**PROBLEM DESCRIPTION**
List each line in which the string "Module" appears.

Recorded data
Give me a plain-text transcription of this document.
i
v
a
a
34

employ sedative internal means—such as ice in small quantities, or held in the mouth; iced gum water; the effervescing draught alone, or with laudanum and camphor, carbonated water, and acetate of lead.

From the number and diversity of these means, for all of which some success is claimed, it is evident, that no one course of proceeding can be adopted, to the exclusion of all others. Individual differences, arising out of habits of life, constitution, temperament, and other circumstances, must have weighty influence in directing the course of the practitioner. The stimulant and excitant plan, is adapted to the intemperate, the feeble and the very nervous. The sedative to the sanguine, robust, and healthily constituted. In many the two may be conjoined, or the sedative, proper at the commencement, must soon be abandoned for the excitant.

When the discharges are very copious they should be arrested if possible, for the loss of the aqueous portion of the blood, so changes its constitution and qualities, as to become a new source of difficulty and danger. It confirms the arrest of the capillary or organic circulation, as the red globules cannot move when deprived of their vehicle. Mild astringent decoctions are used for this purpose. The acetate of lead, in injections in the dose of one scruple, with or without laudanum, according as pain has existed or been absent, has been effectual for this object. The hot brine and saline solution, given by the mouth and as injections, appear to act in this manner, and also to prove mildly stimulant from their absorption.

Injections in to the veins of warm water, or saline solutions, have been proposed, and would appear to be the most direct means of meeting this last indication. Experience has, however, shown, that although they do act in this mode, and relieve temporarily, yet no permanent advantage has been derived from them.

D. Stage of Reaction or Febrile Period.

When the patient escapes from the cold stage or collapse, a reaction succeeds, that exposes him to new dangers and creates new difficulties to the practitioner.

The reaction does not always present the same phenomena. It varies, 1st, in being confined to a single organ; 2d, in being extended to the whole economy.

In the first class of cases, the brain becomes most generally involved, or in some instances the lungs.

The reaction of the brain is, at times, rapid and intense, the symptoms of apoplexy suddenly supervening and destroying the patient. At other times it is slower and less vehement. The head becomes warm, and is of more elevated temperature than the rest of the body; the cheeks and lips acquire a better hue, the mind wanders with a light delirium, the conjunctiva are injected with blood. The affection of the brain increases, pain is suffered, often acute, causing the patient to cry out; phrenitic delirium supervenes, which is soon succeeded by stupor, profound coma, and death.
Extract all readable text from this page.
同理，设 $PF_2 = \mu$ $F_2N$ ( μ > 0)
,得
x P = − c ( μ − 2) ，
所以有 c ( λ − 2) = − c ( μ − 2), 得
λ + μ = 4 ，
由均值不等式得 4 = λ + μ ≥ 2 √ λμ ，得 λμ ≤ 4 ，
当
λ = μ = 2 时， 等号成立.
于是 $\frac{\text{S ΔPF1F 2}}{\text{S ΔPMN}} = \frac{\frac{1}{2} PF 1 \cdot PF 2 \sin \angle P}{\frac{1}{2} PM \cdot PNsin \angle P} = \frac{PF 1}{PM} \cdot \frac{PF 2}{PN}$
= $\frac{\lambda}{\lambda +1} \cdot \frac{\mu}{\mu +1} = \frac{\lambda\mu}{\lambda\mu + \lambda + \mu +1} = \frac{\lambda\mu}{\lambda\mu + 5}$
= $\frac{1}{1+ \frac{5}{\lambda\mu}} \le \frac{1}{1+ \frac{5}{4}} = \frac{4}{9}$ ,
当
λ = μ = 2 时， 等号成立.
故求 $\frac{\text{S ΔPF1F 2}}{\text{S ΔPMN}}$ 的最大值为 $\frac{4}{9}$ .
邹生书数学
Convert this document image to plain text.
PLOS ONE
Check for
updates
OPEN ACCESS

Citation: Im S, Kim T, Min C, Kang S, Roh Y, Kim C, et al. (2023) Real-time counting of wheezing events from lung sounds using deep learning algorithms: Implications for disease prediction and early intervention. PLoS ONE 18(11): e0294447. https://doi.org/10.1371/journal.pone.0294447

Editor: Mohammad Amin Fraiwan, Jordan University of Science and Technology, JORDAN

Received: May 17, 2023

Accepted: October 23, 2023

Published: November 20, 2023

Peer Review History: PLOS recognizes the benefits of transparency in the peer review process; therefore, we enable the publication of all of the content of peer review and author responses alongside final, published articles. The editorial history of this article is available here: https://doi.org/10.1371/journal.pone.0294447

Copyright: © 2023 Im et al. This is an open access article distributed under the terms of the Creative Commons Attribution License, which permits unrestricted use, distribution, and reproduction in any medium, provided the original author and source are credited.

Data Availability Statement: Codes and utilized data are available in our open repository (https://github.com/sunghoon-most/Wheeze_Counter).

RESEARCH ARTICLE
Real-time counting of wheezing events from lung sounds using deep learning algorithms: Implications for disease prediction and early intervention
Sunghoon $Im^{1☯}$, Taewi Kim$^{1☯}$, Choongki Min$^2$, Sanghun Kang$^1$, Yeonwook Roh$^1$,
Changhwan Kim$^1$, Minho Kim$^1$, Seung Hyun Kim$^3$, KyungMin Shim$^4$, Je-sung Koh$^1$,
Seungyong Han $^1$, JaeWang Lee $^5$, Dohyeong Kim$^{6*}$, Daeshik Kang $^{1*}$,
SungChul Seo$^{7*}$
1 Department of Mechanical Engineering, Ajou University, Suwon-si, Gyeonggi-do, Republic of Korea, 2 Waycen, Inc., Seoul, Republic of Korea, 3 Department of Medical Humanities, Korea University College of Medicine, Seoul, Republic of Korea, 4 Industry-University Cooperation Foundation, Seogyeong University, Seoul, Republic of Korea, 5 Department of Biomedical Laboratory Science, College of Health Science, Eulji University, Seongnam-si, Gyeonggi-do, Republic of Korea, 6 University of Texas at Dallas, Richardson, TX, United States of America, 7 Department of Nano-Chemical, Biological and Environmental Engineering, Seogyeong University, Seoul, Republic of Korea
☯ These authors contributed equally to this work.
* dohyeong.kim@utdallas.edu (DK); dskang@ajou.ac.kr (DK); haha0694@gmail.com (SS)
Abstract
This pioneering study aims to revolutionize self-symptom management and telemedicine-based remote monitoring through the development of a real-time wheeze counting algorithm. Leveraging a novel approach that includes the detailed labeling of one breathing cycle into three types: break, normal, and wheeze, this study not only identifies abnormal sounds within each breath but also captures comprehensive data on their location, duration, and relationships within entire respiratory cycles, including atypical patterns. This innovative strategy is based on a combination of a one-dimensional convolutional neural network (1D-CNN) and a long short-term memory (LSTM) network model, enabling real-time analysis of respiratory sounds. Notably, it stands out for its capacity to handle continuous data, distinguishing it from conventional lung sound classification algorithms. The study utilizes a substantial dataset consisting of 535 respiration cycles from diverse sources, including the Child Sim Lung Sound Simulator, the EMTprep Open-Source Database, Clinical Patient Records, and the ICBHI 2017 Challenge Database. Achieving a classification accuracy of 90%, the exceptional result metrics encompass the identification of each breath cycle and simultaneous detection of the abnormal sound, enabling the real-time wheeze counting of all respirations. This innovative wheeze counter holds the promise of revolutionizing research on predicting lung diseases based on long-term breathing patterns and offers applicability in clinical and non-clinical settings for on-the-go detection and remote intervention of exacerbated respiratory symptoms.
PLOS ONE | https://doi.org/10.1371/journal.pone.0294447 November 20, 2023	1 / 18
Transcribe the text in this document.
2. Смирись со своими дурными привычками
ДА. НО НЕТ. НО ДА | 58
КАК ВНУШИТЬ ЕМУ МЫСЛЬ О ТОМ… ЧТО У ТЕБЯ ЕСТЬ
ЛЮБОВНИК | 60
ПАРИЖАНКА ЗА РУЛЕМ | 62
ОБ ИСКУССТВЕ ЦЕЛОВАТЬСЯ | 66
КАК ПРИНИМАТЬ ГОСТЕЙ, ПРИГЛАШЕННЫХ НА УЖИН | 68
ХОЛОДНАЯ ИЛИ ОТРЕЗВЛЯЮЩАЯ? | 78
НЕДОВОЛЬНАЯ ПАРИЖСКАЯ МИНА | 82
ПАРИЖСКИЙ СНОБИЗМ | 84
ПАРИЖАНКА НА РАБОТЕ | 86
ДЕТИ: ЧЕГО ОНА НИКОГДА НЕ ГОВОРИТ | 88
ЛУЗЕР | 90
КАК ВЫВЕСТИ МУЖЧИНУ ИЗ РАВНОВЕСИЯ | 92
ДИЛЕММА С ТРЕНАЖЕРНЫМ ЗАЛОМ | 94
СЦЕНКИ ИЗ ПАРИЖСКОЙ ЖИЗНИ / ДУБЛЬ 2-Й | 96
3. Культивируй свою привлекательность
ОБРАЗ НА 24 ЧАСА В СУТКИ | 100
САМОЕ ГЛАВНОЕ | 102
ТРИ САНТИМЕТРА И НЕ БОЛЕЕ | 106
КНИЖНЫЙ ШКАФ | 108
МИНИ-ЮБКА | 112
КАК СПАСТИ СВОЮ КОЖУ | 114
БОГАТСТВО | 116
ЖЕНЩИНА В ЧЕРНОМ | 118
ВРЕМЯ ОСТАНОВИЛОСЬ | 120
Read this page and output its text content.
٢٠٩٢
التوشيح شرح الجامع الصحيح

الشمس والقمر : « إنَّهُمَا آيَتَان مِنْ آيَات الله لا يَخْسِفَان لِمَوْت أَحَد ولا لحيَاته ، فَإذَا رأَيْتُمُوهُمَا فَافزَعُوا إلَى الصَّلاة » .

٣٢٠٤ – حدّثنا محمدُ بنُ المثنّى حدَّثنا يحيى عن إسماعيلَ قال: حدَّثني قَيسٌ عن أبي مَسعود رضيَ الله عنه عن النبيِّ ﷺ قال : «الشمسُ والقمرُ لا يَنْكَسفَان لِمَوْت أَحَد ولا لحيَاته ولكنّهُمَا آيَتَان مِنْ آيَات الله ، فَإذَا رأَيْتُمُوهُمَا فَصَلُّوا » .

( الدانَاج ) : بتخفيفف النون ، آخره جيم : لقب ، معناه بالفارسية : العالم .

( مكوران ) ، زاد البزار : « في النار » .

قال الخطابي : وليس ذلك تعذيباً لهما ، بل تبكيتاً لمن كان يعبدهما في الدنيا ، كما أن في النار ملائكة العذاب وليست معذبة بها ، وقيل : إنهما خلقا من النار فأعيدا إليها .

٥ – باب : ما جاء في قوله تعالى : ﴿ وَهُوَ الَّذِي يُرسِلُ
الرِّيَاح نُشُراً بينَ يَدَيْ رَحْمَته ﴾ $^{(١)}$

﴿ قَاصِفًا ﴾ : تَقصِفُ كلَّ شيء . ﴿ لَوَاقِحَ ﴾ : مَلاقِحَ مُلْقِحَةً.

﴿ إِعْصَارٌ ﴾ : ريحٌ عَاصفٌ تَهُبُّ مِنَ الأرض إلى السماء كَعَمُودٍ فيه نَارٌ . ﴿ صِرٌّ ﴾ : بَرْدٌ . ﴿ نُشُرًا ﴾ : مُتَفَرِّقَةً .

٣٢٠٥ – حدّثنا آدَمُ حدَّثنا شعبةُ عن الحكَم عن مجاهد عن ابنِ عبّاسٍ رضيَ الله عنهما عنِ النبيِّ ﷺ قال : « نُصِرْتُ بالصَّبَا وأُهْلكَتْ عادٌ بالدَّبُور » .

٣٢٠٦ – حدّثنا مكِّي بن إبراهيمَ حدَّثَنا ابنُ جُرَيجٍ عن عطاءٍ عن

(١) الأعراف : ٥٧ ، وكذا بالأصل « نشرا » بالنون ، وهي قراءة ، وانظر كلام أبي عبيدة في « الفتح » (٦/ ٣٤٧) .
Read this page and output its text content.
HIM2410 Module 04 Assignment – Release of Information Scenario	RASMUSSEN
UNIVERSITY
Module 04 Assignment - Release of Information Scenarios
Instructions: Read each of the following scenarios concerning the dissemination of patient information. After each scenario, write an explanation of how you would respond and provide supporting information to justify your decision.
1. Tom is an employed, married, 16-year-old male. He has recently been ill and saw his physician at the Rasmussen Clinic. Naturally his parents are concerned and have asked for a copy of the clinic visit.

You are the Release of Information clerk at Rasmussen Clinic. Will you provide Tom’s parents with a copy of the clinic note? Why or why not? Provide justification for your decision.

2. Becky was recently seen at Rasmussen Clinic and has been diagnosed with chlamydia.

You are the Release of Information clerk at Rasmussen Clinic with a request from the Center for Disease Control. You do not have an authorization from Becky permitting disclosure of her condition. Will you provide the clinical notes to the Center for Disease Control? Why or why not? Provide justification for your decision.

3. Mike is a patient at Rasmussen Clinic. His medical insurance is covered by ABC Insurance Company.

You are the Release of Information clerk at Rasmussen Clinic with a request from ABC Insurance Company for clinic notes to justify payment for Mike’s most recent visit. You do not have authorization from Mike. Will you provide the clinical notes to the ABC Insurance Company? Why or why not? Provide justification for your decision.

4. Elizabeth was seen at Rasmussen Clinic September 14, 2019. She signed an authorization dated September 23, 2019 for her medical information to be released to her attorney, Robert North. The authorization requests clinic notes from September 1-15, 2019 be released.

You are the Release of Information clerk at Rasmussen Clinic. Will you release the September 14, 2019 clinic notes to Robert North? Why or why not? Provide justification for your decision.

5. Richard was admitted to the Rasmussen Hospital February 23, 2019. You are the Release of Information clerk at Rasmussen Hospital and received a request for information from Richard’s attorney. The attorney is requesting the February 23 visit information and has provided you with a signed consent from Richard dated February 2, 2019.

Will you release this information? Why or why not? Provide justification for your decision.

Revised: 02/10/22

**FINISHED EXERCISE**
HIM2410 Module 04 Assignment – Release of Information Scenario	RASMUSSEN
Module 04 Assignment - Release of Information Scenarios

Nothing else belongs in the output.